**DATA ROWS**.
● ● ● ● ● ● ●
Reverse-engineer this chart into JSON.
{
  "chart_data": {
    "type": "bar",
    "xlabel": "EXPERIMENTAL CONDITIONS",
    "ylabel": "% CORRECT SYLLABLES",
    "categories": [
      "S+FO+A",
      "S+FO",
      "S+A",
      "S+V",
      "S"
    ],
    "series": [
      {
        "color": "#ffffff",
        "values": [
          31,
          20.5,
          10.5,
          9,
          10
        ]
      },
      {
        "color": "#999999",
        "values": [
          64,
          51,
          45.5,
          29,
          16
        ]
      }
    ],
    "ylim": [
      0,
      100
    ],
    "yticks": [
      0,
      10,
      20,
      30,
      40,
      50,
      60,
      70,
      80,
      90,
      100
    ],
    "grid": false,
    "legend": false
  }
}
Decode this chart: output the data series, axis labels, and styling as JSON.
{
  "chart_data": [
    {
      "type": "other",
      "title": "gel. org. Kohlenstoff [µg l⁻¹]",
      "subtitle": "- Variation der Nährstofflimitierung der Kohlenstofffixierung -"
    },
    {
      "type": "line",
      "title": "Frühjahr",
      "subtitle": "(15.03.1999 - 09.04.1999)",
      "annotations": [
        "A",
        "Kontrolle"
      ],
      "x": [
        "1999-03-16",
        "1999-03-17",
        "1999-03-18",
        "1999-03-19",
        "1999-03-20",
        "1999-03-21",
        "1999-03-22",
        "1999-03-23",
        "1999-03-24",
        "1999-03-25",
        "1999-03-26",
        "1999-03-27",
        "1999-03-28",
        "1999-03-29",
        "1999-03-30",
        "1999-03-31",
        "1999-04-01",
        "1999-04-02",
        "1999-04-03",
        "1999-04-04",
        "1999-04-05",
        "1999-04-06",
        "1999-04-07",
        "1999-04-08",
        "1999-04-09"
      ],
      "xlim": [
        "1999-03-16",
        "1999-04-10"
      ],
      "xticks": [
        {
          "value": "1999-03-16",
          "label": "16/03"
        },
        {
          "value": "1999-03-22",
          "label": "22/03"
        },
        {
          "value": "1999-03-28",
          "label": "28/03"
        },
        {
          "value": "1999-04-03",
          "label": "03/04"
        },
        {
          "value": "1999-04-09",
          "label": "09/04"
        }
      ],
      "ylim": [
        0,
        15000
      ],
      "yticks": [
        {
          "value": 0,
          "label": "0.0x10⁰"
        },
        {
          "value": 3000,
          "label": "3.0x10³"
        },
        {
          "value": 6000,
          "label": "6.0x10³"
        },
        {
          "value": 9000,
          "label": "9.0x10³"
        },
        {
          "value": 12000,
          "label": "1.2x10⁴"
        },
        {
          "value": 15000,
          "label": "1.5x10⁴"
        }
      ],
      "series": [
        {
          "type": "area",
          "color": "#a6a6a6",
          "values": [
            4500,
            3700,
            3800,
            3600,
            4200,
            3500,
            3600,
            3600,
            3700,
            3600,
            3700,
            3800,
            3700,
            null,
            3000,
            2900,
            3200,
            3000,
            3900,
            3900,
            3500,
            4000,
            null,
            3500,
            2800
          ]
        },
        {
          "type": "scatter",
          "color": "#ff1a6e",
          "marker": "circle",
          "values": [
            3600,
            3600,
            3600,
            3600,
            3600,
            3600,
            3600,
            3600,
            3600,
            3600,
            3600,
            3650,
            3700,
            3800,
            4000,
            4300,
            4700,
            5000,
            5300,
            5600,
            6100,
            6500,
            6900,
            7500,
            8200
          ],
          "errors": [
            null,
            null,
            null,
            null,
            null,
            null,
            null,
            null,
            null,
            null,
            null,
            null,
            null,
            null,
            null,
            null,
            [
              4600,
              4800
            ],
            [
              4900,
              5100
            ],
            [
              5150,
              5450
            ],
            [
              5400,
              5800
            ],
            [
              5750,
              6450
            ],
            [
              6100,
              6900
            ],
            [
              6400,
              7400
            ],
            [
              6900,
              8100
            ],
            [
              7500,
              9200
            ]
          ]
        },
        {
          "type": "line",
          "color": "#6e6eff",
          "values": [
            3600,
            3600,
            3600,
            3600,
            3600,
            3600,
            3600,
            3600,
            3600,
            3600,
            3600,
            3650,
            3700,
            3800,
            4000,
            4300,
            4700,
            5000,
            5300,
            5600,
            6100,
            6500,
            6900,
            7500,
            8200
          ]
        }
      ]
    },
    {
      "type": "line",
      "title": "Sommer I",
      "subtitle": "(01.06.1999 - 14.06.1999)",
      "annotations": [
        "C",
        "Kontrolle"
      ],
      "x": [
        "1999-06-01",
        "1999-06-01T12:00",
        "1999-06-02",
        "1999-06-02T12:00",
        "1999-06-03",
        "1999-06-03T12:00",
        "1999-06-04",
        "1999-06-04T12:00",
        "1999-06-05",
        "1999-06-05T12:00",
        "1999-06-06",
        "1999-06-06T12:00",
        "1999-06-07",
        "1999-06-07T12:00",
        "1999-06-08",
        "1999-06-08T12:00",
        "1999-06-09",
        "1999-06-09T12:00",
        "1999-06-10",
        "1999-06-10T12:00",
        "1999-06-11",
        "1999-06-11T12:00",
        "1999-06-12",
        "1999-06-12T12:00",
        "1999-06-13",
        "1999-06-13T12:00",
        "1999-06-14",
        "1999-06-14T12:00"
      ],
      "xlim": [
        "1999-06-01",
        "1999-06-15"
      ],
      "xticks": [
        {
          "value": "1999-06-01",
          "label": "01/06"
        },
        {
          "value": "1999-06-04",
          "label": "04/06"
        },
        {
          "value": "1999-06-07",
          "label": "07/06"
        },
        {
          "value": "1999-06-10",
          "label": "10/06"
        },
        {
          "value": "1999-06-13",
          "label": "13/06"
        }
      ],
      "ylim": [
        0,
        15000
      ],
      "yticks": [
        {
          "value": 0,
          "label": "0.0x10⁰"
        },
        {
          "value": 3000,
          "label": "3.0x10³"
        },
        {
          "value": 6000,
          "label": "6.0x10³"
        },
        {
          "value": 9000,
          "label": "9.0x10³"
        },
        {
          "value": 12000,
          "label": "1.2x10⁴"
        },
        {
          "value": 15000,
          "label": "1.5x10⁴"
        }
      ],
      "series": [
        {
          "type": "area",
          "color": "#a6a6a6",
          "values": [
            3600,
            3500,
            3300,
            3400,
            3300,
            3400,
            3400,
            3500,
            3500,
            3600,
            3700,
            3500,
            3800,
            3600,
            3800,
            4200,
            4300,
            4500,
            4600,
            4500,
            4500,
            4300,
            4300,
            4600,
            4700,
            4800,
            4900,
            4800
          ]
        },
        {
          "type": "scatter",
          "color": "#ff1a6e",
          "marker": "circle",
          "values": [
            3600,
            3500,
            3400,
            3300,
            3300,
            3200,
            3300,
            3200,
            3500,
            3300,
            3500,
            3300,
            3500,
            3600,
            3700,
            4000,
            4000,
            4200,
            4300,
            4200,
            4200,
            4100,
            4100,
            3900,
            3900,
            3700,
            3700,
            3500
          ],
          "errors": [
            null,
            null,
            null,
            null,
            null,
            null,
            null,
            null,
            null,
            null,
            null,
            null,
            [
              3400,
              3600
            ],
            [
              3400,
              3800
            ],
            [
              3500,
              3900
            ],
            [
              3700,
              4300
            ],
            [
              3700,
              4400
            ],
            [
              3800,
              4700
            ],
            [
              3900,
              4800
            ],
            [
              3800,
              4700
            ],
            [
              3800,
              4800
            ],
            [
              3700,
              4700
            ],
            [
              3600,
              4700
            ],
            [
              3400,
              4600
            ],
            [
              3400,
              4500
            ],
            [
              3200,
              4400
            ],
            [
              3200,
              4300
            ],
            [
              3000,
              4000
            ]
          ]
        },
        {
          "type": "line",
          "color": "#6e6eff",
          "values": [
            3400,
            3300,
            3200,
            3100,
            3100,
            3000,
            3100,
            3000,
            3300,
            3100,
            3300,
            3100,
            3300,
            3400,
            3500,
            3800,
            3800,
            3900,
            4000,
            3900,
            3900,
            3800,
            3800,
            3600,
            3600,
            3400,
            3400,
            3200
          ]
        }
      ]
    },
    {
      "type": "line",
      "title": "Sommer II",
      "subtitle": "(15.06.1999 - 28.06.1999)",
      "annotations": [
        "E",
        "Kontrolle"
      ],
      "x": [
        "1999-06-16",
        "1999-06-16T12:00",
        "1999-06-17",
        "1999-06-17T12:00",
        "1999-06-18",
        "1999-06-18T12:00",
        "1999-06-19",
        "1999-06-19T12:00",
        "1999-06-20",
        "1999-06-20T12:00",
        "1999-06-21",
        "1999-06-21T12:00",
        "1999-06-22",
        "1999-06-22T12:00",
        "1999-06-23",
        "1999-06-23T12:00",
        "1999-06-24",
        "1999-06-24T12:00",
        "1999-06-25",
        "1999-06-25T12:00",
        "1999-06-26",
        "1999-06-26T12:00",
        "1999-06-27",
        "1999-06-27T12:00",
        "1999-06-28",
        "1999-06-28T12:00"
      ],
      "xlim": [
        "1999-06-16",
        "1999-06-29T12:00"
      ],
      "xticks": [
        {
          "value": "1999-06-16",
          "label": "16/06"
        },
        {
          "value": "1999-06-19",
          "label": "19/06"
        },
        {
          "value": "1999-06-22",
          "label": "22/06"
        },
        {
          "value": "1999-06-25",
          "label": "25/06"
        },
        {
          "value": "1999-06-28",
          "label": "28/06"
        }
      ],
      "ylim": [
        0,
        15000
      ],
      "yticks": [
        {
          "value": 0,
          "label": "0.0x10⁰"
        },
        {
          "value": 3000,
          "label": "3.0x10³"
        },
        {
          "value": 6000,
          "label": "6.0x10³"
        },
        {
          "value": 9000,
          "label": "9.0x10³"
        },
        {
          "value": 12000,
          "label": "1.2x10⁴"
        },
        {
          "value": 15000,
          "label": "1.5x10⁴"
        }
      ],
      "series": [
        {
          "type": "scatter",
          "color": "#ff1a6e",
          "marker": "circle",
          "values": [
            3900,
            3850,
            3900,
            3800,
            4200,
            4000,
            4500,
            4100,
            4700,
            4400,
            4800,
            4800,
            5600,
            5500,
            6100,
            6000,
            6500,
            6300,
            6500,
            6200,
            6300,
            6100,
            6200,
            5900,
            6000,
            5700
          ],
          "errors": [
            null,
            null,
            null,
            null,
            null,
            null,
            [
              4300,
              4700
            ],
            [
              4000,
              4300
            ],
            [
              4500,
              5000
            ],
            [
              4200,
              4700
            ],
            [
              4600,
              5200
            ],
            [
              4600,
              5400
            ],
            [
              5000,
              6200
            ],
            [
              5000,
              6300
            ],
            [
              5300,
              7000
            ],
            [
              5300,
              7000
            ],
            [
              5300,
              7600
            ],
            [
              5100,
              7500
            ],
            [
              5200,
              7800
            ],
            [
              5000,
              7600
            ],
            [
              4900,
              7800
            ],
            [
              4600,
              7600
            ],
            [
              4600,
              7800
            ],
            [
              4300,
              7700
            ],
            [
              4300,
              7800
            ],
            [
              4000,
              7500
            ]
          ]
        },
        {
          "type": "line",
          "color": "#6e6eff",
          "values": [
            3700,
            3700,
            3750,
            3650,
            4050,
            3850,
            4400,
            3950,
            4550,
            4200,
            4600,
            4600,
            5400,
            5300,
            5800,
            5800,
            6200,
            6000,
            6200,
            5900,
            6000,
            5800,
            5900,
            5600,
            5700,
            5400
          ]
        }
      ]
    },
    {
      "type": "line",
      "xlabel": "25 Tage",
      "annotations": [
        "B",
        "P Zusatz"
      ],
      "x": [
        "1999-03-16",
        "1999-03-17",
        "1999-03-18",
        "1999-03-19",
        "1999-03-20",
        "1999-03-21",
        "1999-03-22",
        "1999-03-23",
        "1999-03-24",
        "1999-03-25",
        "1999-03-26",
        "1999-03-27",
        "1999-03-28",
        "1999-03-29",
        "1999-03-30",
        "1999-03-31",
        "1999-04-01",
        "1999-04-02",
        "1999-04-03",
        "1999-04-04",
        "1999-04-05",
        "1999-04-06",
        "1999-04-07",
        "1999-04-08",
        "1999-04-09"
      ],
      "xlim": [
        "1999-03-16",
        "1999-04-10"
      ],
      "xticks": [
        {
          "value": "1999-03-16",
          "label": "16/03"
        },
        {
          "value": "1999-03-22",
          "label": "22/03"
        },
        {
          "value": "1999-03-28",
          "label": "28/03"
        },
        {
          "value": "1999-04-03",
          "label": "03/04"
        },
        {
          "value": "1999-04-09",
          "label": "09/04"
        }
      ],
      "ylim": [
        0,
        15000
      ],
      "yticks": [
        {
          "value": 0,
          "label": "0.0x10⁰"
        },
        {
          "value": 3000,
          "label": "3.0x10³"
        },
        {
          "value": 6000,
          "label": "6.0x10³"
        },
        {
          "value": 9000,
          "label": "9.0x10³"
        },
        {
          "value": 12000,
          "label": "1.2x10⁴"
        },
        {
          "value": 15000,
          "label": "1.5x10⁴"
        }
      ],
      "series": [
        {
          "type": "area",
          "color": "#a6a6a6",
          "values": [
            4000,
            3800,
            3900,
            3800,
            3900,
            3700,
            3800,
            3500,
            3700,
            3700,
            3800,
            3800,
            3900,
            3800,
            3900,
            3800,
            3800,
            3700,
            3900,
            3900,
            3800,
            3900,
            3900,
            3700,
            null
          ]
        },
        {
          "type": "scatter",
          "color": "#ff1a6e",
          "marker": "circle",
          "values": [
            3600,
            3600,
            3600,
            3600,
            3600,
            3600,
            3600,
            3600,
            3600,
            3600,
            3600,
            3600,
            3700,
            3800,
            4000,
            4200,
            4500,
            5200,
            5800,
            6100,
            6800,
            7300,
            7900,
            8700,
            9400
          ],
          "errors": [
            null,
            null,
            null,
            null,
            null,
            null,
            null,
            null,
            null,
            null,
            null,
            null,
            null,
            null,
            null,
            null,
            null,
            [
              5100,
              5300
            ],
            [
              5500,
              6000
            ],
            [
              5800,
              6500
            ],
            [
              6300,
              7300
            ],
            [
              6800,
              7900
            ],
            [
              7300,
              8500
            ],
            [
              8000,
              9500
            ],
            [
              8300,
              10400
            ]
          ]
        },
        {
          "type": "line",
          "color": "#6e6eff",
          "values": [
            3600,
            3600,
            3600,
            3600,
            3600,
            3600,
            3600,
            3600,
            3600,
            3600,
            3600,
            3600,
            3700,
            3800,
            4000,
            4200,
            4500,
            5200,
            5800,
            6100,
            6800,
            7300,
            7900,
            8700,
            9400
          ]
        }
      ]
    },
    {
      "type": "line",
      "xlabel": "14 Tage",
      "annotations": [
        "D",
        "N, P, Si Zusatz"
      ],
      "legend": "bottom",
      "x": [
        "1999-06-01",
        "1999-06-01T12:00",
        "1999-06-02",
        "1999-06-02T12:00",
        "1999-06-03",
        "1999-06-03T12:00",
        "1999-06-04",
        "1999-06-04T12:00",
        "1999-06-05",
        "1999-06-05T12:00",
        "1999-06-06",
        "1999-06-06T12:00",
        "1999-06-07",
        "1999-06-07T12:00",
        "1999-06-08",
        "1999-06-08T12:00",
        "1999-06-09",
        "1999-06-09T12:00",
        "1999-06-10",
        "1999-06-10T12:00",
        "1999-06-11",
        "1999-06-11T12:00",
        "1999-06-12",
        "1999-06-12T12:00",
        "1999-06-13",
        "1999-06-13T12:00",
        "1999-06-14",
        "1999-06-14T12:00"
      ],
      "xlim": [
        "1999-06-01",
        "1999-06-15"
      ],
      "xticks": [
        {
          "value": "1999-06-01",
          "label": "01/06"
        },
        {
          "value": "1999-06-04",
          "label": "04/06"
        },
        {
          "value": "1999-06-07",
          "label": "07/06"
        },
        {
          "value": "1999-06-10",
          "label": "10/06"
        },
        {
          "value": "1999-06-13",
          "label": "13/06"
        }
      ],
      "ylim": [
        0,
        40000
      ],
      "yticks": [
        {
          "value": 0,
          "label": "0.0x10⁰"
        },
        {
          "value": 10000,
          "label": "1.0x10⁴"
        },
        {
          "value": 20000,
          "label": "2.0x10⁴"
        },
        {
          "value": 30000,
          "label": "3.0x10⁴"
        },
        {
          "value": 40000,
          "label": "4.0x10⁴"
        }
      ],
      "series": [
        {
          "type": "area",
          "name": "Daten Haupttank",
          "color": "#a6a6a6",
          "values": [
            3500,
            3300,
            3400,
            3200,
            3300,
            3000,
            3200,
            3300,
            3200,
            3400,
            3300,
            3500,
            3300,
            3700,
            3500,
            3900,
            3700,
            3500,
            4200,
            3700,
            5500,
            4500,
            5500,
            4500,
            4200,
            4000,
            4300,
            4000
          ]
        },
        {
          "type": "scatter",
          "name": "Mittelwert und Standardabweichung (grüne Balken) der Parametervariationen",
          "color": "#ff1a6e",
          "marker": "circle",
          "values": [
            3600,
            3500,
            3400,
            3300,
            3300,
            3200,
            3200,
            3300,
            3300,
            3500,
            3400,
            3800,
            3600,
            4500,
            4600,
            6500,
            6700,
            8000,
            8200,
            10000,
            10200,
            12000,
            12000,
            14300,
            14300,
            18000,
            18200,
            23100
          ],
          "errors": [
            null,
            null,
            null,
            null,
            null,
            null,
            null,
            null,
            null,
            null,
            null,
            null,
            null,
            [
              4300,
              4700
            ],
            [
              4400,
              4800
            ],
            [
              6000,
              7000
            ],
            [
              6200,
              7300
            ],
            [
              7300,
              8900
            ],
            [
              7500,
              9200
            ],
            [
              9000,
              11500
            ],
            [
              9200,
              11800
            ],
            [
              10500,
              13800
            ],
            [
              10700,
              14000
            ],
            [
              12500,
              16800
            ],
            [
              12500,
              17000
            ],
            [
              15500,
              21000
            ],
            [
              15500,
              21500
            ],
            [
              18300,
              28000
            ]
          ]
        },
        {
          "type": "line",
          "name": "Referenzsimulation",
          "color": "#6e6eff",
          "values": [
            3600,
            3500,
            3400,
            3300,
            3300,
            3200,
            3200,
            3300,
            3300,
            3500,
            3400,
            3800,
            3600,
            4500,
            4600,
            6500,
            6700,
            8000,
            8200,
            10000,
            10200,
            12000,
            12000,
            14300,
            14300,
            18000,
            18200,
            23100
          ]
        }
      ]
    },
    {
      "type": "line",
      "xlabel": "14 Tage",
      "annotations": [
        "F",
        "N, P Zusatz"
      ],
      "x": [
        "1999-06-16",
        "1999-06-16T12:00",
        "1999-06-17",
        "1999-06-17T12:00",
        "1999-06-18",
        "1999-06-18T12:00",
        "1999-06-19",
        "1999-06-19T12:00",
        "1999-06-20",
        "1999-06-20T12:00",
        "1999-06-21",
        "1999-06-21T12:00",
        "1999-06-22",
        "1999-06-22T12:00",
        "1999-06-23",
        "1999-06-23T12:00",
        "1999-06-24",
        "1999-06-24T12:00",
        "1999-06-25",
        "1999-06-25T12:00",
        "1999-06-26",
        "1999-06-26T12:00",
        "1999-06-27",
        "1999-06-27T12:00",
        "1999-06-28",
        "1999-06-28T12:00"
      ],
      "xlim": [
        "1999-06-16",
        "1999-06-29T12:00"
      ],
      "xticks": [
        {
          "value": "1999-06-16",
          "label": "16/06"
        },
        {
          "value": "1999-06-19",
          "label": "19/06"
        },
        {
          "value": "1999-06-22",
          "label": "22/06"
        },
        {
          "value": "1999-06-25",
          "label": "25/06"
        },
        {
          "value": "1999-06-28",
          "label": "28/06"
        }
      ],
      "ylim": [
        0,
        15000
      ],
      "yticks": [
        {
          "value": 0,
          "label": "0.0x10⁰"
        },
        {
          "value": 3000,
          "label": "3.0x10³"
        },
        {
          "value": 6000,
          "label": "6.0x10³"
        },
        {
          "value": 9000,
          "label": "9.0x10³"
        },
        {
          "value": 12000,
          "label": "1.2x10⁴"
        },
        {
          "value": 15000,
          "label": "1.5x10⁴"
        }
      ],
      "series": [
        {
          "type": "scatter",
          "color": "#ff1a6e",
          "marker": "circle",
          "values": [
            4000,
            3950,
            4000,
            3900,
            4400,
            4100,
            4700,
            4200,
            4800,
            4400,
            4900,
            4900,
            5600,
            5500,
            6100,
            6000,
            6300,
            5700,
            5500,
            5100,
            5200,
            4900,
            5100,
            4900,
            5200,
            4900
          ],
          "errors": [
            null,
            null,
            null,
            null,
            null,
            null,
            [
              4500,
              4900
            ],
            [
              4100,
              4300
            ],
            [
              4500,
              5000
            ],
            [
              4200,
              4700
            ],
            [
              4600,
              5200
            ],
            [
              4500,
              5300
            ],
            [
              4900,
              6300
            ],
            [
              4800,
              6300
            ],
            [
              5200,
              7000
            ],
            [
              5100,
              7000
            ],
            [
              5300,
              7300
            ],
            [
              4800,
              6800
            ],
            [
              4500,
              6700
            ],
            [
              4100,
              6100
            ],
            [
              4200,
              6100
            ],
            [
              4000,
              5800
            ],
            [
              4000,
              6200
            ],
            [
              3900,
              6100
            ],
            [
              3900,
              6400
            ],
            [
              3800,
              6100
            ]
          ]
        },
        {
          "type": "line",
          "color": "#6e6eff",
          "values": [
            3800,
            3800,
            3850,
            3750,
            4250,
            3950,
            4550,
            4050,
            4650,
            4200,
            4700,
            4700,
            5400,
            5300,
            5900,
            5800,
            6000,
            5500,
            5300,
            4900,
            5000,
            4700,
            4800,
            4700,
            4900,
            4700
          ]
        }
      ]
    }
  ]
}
● ● ● ● ● ● ●
Where a line above contains the string "xlabel", copy that line.

    "xlabel": "EXPERIMENTAL CONDITIONS",
      "xlabel": "25 Tage",
      "xlabel": "14 Tage",
      "xlabel": "14 Tage",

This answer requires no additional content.